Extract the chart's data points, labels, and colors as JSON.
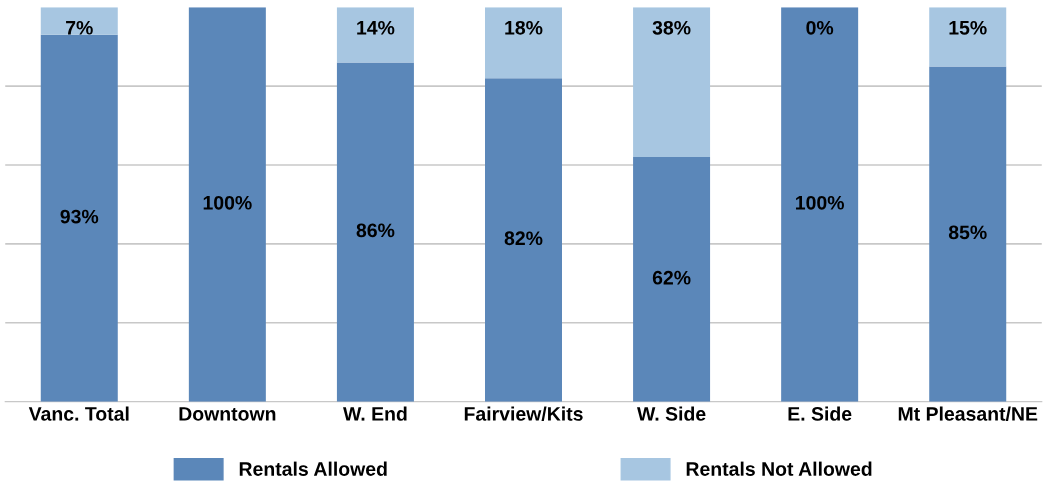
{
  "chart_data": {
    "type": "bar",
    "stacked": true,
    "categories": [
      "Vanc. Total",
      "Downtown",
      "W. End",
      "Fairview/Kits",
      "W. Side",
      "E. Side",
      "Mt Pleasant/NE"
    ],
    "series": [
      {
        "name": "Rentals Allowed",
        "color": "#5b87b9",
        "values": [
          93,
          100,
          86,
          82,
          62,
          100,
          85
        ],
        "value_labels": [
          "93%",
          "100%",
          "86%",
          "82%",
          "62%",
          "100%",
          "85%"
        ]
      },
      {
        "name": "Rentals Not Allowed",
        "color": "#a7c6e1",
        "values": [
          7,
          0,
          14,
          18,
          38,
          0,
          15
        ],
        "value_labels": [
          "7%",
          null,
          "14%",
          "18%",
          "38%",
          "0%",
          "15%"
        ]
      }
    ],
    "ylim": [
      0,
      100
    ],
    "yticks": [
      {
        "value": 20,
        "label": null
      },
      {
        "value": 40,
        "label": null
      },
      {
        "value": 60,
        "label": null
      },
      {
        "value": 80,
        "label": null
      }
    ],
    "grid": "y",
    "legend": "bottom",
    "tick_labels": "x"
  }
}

Prompt => Write out every line of the preceding listing that contains "Allowed".

Result of the task =>
        "name": "Rentals Allowed",
        "name": "Rentals Not Allowed",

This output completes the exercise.